Stored data entries
• • • •

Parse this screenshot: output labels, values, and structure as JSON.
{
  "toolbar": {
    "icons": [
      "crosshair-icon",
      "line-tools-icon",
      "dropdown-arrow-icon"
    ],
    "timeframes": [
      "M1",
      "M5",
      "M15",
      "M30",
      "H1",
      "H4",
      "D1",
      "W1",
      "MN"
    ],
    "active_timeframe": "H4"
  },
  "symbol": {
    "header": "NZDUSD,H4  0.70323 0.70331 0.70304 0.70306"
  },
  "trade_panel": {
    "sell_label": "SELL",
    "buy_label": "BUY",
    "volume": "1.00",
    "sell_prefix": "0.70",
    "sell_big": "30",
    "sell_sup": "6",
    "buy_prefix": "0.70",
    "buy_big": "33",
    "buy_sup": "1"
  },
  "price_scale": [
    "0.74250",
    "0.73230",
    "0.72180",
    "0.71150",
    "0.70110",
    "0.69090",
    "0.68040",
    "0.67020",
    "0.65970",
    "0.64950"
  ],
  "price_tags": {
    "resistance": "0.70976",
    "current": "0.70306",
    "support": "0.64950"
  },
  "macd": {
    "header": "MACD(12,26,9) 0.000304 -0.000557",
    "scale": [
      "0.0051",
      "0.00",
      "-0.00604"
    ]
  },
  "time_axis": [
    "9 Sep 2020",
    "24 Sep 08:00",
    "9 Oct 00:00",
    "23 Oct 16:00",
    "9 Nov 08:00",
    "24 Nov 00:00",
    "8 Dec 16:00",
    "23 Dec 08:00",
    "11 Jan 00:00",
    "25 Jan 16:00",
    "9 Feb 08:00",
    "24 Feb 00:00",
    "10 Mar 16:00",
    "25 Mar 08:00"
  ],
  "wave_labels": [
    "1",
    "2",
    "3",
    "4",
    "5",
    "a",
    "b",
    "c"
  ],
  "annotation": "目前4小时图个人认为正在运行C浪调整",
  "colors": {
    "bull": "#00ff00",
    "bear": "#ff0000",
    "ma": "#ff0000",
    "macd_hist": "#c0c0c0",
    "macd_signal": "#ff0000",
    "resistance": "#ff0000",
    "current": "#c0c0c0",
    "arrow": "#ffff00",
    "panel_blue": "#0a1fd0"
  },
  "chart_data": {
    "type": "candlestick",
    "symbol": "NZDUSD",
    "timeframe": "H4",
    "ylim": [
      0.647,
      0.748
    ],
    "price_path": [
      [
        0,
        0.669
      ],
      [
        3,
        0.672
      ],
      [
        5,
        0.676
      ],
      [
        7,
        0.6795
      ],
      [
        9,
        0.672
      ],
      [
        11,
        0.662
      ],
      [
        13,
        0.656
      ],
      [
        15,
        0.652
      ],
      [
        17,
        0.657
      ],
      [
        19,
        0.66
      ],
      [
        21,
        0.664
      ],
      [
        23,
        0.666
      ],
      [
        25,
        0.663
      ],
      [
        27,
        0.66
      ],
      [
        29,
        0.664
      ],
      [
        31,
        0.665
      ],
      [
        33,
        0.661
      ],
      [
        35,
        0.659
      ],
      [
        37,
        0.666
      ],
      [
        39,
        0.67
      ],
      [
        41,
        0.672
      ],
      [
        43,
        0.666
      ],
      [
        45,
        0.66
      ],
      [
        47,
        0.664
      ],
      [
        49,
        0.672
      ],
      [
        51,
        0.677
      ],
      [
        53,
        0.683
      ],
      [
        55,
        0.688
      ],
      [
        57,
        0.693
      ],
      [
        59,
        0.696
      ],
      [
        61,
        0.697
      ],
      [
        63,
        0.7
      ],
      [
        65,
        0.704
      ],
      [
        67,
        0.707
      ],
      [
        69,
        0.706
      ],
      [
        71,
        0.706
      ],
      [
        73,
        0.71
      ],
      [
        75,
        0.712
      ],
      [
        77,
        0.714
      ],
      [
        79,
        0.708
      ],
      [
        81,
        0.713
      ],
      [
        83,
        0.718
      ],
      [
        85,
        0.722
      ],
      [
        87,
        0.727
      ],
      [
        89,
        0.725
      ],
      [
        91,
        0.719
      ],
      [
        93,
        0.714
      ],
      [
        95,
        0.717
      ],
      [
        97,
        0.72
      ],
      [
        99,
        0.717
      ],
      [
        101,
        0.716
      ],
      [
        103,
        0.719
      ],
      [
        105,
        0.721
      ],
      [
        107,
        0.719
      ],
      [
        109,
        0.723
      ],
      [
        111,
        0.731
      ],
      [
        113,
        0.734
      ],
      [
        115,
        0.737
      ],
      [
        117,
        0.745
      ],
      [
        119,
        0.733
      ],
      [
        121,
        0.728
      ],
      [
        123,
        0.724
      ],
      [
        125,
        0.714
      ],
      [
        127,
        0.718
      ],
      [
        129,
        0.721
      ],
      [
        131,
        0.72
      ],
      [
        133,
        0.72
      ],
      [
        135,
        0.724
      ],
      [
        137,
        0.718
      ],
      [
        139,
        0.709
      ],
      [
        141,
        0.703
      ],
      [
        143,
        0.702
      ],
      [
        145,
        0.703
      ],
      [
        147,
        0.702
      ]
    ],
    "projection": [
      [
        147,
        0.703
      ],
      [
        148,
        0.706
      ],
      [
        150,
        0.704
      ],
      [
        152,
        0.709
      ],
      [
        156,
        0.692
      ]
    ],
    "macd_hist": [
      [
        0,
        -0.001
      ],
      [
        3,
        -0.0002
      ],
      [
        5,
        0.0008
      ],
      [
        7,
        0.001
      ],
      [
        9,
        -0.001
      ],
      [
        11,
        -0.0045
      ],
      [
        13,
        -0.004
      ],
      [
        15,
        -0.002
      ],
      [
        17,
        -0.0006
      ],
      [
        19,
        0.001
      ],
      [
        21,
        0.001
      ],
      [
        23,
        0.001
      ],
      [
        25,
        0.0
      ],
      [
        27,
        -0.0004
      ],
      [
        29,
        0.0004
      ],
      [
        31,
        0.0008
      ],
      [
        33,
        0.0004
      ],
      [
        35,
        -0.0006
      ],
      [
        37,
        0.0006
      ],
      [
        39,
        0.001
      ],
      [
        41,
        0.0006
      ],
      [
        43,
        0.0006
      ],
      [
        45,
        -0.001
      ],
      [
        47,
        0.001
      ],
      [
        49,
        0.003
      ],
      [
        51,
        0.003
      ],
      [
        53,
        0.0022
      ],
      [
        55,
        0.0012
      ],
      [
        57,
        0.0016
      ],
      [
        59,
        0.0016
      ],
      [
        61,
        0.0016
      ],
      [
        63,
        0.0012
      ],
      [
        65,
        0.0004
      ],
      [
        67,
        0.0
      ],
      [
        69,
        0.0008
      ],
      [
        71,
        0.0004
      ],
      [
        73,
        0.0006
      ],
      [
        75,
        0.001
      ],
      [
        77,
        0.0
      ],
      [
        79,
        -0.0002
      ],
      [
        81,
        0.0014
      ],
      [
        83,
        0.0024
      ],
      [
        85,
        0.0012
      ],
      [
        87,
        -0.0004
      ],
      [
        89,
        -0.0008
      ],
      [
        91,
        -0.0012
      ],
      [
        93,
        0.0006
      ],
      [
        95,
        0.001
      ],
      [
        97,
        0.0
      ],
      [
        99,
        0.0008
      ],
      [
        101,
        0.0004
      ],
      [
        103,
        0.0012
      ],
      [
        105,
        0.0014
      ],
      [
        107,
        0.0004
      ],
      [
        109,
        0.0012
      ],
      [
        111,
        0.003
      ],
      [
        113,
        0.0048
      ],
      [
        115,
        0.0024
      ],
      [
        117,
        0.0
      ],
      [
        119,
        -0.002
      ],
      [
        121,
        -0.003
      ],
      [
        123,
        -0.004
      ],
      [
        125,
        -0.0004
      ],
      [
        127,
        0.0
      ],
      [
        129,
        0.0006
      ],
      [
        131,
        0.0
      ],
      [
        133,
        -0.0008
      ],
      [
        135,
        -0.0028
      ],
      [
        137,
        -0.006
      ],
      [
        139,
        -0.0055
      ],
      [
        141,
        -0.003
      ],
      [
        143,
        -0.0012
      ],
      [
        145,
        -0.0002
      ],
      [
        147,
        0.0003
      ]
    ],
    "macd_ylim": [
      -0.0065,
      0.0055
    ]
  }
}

• • • •

Given exercise>
Find every line that holds "resistance" and copy it.

Result of this task>
    "resistance": "0.70976",
    "resistance": "#ff0000",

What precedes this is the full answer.